What you have to do:
Within the listing below, tally the lines where the word "Dried" appears, and answer with nothing but the tally.

Dataset records:
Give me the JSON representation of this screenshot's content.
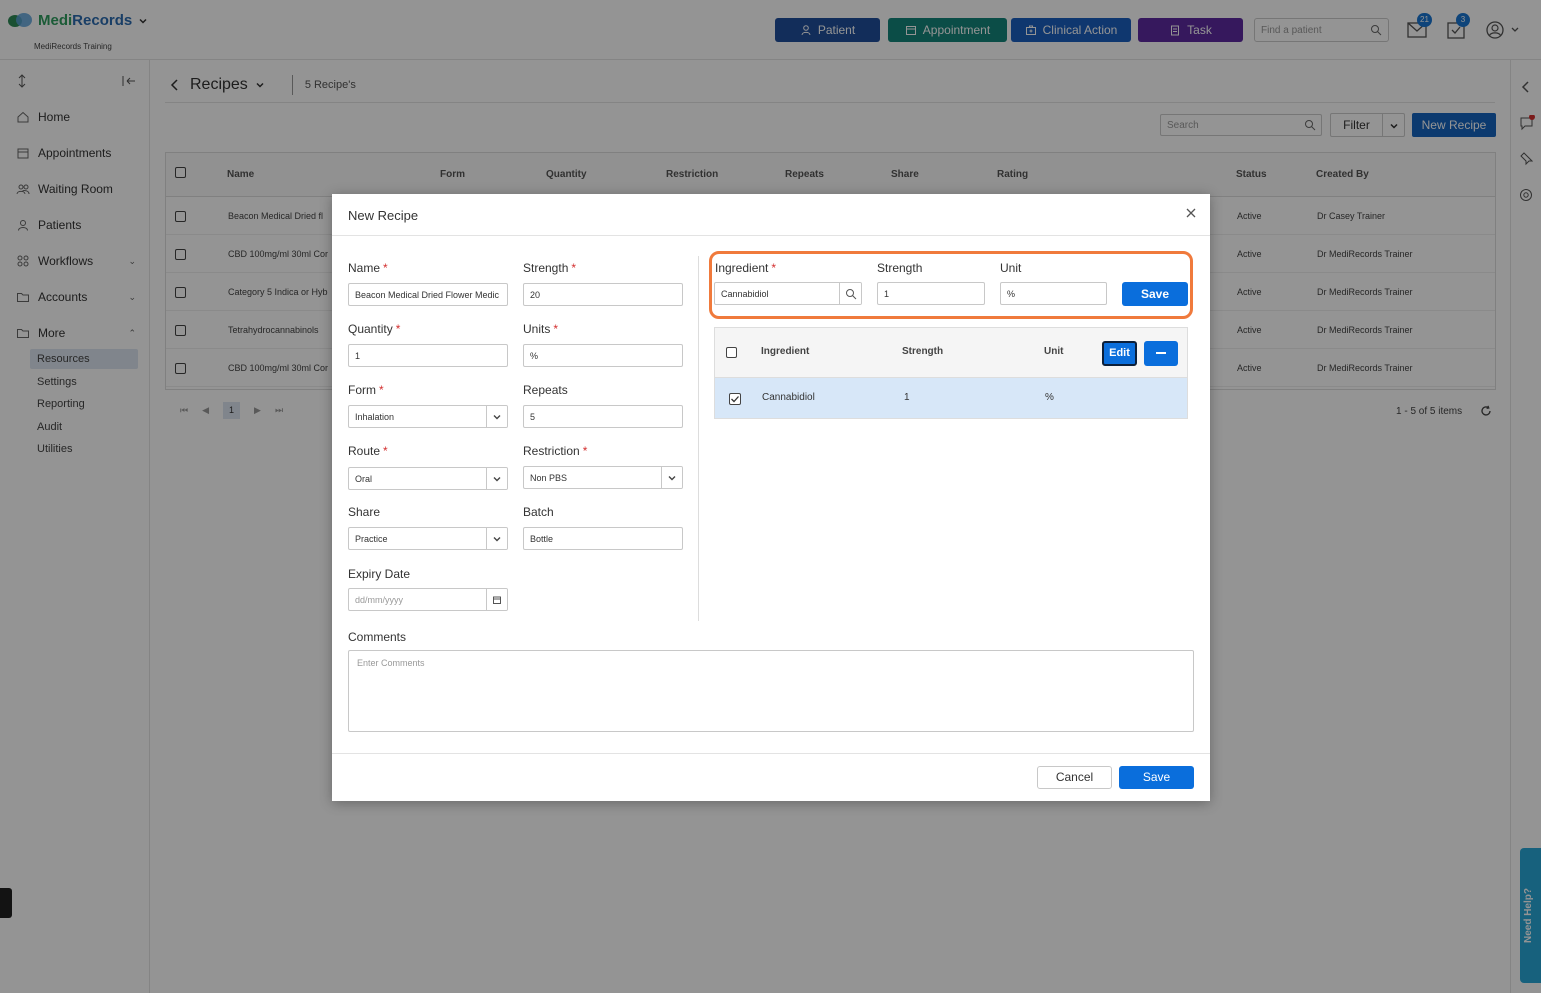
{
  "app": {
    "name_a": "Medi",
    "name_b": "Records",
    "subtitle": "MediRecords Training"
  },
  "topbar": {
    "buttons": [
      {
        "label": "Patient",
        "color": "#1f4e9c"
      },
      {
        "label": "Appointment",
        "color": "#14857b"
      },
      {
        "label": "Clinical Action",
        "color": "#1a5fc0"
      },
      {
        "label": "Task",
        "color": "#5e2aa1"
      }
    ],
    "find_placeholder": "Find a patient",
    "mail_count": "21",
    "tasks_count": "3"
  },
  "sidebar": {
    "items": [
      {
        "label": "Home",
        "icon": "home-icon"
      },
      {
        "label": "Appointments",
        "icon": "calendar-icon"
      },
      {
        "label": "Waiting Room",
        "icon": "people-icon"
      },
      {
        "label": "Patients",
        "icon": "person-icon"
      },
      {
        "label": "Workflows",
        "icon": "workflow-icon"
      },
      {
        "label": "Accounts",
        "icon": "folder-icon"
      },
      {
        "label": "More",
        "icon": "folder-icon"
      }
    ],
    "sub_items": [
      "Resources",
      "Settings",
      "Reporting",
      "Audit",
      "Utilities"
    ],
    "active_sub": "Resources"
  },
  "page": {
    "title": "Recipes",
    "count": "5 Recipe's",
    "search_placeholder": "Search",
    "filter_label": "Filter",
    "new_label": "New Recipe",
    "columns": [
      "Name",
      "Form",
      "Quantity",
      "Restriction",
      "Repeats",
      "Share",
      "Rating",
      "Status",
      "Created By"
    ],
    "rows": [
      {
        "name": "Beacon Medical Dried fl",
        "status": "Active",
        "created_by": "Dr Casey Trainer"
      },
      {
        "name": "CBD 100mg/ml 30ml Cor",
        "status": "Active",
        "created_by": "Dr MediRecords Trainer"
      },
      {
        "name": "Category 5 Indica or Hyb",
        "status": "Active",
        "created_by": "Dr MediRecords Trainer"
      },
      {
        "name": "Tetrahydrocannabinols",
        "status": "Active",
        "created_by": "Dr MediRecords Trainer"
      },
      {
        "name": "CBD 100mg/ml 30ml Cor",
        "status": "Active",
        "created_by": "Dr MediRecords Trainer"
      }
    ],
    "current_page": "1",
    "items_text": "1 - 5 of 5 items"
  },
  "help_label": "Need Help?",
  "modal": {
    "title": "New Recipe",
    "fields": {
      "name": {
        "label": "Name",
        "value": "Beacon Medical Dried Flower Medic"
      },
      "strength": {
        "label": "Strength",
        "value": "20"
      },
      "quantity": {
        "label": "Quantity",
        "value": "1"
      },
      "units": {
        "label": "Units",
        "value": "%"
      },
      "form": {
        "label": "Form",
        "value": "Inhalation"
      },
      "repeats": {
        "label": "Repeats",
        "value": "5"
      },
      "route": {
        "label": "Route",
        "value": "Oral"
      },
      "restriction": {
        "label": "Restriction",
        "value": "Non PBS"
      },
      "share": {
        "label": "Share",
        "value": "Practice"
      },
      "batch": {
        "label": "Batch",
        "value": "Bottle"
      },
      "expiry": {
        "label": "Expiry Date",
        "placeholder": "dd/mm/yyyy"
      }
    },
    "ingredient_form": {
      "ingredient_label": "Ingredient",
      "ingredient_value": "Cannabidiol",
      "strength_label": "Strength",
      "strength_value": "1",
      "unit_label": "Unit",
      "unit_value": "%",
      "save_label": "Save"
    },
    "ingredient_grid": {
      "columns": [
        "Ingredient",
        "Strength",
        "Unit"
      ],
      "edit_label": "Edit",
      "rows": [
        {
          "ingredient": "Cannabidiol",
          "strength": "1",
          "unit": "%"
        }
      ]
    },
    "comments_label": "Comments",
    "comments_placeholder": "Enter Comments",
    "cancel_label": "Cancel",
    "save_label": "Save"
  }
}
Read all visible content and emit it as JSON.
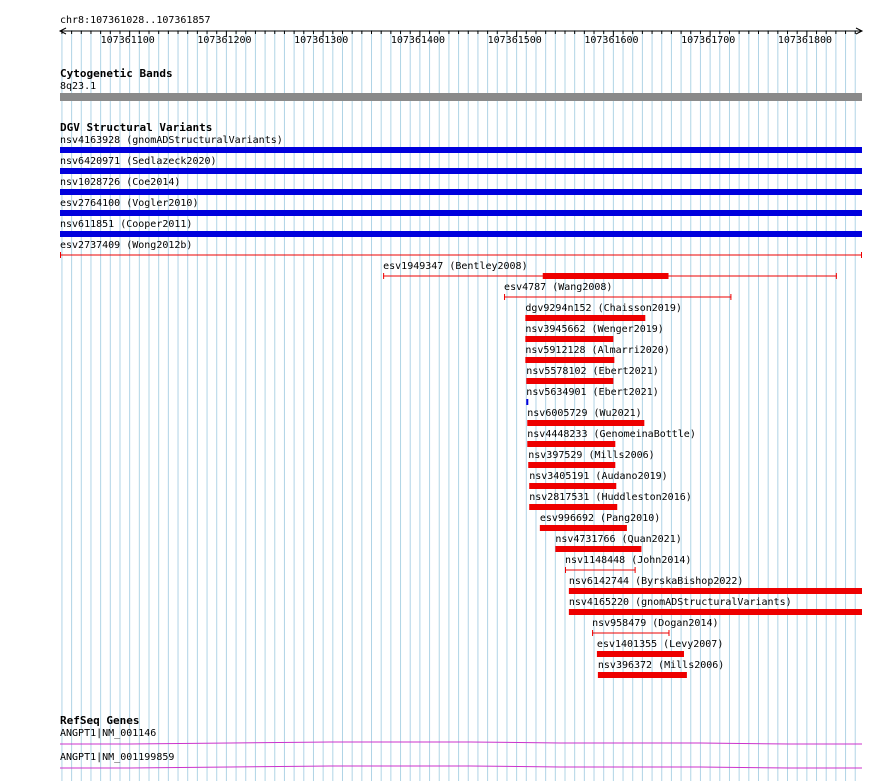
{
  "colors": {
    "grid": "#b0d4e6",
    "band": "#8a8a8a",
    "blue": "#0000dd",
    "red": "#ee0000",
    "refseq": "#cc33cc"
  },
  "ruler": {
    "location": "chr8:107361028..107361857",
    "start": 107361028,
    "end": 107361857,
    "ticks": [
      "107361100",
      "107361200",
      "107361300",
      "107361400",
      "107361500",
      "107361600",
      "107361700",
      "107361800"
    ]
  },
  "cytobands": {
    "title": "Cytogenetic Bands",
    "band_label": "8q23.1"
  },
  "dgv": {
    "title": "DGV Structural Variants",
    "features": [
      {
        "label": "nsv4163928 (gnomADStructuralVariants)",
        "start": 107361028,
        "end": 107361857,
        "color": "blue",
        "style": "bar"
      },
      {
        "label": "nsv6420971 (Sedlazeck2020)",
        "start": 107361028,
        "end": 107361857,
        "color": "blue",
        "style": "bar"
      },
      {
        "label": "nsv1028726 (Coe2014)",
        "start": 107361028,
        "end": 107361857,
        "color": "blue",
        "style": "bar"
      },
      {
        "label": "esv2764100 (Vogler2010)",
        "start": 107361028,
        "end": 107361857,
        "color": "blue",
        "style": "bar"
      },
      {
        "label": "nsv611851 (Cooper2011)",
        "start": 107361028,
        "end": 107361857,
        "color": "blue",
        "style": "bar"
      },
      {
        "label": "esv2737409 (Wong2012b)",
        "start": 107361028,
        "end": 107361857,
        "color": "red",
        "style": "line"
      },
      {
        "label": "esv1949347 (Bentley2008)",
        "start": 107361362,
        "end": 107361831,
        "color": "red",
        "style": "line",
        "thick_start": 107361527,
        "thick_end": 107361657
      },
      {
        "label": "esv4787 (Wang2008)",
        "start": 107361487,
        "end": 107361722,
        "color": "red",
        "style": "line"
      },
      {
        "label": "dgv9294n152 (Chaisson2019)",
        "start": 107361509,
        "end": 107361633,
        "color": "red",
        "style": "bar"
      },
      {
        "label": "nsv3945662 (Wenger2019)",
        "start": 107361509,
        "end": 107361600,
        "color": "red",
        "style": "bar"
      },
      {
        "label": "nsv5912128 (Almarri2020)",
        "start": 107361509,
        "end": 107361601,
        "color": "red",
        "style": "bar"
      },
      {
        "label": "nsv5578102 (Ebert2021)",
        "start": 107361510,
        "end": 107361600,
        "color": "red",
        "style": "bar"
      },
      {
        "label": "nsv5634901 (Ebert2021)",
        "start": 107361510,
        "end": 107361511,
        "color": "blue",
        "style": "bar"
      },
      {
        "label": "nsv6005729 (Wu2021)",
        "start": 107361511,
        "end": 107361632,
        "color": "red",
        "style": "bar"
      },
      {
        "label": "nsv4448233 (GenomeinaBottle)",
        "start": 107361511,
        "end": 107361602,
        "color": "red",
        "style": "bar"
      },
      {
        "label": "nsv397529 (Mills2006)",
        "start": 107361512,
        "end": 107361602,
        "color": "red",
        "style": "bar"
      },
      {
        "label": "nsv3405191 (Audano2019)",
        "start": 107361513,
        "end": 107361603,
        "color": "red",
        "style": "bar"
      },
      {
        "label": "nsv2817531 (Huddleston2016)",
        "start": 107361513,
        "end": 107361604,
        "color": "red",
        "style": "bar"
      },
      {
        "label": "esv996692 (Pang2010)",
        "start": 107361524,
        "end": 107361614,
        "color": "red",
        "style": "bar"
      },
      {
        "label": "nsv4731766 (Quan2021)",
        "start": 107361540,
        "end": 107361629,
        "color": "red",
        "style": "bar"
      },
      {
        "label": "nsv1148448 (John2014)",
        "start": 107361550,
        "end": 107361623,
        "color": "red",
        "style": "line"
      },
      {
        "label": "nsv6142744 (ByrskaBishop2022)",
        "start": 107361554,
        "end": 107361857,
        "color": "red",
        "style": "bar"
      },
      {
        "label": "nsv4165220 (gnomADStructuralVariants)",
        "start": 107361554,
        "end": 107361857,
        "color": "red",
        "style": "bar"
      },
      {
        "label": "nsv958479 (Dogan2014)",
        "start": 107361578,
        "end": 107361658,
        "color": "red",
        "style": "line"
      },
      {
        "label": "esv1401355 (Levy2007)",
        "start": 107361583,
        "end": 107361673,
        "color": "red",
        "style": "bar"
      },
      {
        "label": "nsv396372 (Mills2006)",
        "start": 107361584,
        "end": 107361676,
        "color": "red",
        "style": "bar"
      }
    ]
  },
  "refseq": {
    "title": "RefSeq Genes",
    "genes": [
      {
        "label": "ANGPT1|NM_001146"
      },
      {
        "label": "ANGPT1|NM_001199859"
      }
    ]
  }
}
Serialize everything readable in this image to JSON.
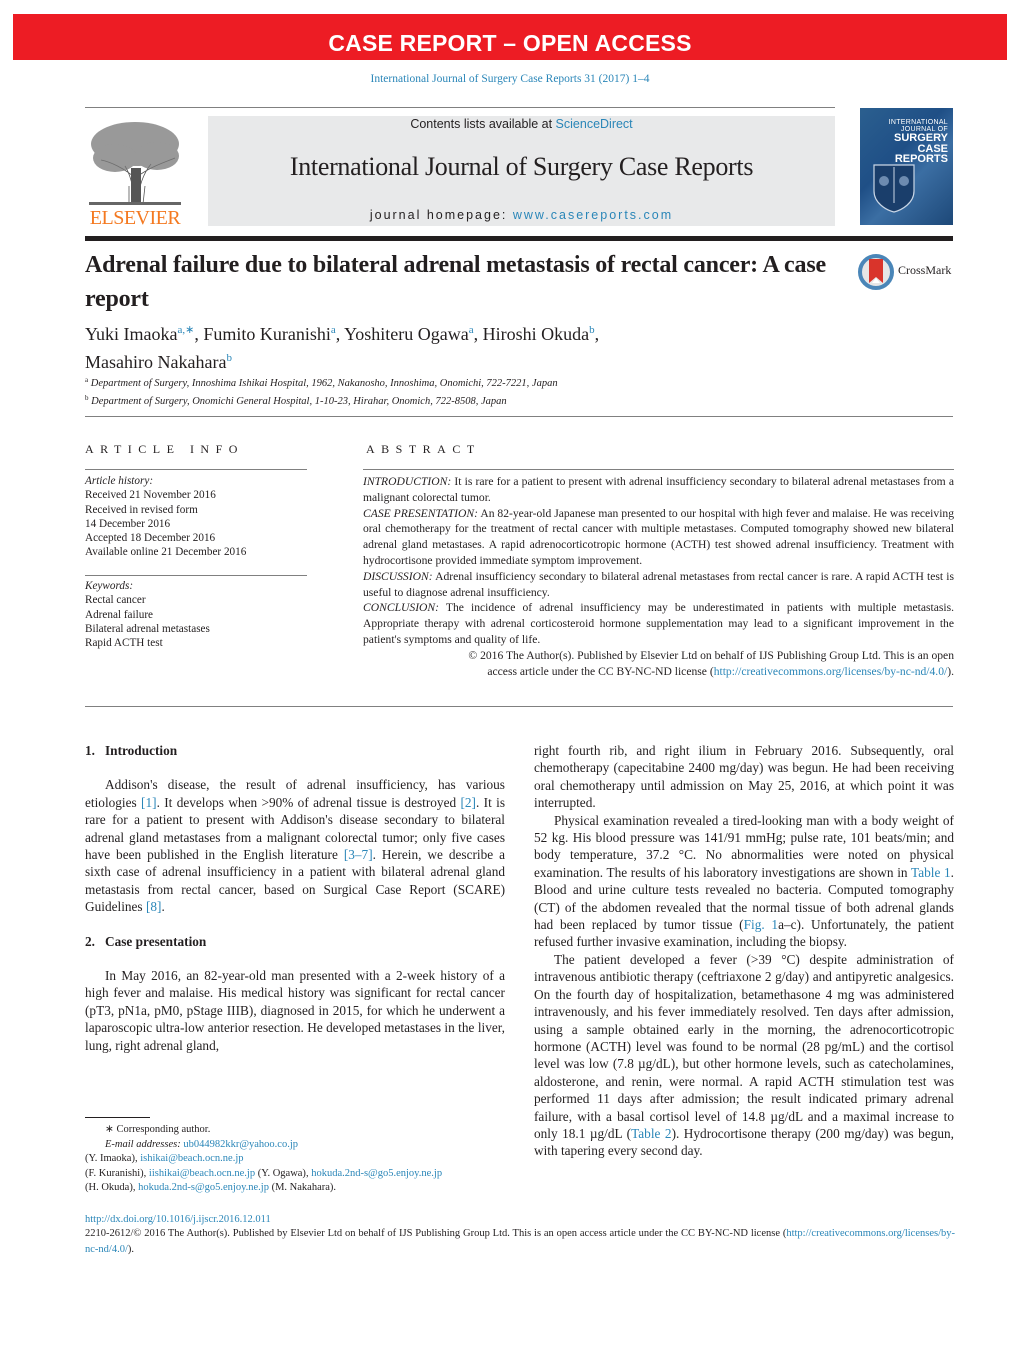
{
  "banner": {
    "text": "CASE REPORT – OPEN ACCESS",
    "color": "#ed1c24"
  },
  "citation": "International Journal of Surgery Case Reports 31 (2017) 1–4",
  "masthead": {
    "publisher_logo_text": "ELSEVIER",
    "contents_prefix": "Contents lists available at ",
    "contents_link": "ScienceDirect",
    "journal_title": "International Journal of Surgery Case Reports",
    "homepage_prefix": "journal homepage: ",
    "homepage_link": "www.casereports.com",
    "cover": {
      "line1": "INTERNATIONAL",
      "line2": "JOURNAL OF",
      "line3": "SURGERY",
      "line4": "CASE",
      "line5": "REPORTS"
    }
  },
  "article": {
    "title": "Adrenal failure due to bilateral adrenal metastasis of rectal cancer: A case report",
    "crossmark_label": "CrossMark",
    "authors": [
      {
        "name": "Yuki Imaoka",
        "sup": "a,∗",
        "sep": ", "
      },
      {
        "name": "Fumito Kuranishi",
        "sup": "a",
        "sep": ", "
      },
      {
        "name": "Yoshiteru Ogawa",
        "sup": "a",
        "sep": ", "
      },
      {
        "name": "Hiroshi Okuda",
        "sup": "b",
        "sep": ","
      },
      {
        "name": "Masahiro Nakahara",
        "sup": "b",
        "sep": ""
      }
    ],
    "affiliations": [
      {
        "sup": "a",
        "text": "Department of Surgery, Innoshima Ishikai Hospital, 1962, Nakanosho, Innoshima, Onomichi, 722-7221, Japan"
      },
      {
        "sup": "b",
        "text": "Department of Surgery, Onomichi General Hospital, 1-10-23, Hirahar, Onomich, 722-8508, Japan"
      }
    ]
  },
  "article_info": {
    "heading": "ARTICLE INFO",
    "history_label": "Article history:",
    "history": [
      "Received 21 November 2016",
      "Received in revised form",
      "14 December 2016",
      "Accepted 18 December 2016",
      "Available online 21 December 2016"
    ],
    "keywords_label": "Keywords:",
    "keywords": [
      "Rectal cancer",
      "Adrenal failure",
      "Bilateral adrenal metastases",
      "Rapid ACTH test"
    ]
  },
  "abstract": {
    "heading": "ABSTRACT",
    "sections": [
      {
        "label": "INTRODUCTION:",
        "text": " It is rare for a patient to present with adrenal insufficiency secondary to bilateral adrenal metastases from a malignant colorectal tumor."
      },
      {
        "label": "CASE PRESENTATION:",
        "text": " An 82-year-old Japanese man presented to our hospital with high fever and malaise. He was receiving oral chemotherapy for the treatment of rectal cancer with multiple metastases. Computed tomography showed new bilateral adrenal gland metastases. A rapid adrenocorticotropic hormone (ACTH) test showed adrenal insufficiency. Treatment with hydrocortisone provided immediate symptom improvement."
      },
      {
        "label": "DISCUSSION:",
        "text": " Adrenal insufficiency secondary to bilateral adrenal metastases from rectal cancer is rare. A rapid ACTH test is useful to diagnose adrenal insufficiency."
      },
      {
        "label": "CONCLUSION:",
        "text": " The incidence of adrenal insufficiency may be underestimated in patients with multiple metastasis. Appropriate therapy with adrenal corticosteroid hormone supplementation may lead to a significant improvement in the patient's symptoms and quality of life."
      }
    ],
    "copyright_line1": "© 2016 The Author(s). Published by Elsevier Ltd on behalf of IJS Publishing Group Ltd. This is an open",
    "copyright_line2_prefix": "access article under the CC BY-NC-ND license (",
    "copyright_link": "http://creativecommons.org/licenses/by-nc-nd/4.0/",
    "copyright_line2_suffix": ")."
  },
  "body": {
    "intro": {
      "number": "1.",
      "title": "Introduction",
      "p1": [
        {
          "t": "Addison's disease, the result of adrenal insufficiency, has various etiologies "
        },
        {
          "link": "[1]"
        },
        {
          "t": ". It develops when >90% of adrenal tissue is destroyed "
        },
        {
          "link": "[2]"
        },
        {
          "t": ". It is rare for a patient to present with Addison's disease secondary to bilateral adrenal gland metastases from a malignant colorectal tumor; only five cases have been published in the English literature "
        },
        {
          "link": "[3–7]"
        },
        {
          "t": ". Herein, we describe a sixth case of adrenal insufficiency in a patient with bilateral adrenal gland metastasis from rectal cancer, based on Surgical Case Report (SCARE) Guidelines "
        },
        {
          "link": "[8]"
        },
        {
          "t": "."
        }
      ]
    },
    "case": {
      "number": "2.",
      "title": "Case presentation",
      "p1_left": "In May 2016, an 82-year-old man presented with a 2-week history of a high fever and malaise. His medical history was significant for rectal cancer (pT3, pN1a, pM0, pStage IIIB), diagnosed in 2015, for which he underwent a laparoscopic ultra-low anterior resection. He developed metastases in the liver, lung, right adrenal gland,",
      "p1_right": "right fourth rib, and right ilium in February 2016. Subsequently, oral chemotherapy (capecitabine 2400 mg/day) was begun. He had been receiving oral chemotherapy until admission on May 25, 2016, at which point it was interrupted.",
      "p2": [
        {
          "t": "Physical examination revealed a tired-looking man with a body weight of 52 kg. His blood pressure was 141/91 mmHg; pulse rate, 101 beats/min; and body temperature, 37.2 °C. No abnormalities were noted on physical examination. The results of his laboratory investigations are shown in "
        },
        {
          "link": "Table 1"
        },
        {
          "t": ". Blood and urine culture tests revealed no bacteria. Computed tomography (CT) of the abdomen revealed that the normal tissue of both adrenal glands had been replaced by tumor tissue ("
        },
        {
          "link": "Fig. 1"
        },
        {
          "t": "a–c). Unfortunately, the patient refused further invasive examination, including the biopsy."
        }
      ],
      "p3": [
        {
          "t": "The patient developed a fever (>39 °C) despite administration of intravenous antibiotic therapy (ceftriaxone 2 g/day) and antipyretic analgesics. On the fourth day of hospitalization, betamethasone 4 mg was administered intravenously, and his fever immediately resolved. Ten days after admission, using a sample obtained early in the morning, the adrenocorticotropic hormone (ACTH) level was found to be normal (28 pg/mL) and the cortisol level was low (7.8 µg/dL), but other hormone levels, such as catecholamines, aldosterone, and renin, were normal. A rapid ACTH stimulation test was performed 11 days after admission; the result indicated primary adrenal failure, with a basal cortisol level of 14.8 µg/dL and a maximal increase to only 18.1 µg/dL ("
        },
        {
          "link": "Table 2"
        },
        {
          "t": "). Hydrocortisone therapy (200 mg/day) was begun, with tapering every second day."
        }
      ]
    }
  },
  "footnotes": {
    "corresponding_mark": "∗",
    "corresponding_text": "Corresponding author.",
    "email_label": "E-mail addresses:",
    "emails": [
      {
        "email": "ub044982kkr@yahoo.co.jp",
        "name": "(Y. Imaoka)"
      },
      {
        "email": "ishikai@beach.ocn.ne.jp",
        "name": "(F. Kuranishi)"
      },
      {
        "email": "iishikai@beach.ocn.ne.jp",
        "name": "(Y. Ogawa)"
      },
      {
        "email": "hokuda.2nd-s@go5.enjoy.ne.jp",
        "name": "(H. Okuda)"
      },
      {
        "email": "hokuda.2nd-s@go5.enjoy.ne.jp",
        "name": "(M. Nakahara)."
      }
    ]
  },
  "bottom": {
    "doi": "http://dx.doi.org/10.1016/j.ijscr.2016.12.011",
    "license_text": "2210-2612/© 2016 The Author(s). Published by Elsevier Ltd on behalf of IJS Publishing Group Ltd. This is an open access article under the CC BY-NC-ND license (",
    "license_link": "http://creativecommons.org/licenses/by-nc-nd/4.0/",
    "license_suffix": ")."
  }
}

Response to this task:
2